» Excerpted records
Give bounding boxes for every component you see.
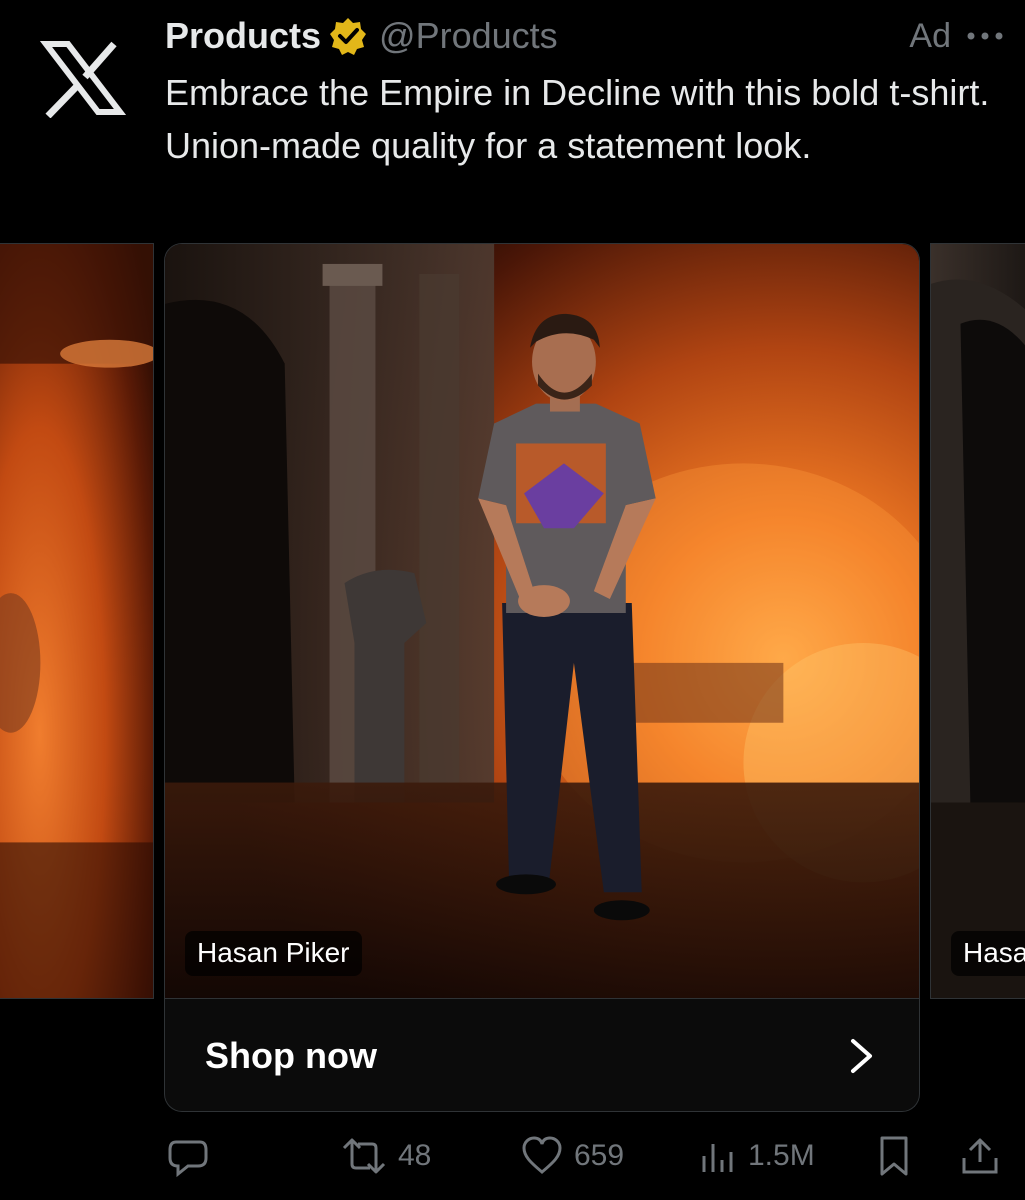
bookmark-button[interactable]	[876, 1134, 912, 1178]
product-image	[165, 244, 919, 998]
views-icon	[698, 1134, 738, 1178]
views-count: 1.5M	[748, 1139, 815, 1172]
display-name[interactable]: Products	[165, 15, 321, 57]
handle[interactable]: @Products	[379, 15, 558, 57]
shop-now-button[interactable]: Shop now	[164, 999, 920, 1112]
reply-button[interactable]	[166, 1134, 210, 1178]
bookmark-icon	[876, 1134, 912, 1178]
verified-badge-icon[interactable]	[329, 17, 367, 55]
like-count: 659	[574, 1139, 625, 1172]
post-header: Products @Products Ad	[165, 14, 1005, 58]
x-logo-icon[interactable]	[39, 38, 127, 119]
media-tag: Hasan Piker	[185, 931, 362, 976]
repost-button[interactable]: 48	[340, 1134, 431, 1178]
carousel-card-next[interactable]: Hasa	[930, 243, 1025, 999]
action-bar: 48 659 1.5M	[0, 1130, 1025, 1186]
post-text: Embrace the Empire in Decline with this …	[165, 72, 990, 166]
product-image	[0, 244, 153, 998]
reply-icon	[166, 1134, 210, 1178]
more-dots-icon[interactable]	[965, 26, 1005, 46]
heart-icon	[520, 1134, 564, 1178]
ad-label: Ad	[909, 16, 951, 55]
carousel-card-main[interactable]: Hasan Piker	[164, 243, 920, 999]
share-icon	[958, 1134, 1002, 1178]
shop-now-label: Shop now	[205, 1035, 377, 1076]
product-image	[931, 244, 1025, 998]
chevron-right-icon	[849, 1037, 875, 1075]
repost-count: 48	[398, 1139, 432, 1172]
views-button[interactable]: 1.5M	[698, 1134, 815, 1178]
share-button[interactable]	[958, 1134, 1002, 1178]
repost-icon	[340, 1134, 388, 1178]
like-button[interactable]: 659	[520, 1134, 624, 1178]
media-tag: Hasa	[951, 931, 1025, 976]
carousel-card-previous[interactable]	[0, 243, 154, 999]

» To do
From the records above, pull out every line containing the string "button", treating uppercase and lowercase as different, and copy each one in full.

» Task response
bookmark-button[interactable]	[876, 1134, 912, 1178]
shop-now-button[interactable]: Shop now	[164, 999, 920, 1112]
reply-button[interactable]	[166, 1134, 210, 1178]
repost-button[interactable]: 48	[340, 1134, 431, 1178]
views-button[interactable]: 1.5M	[698, 1134, 815, 1178]
share-button[interactable]	[958, 1134, 1002, 1178]
like-button[interactable]: 659	[520, 1134, 624, 1178]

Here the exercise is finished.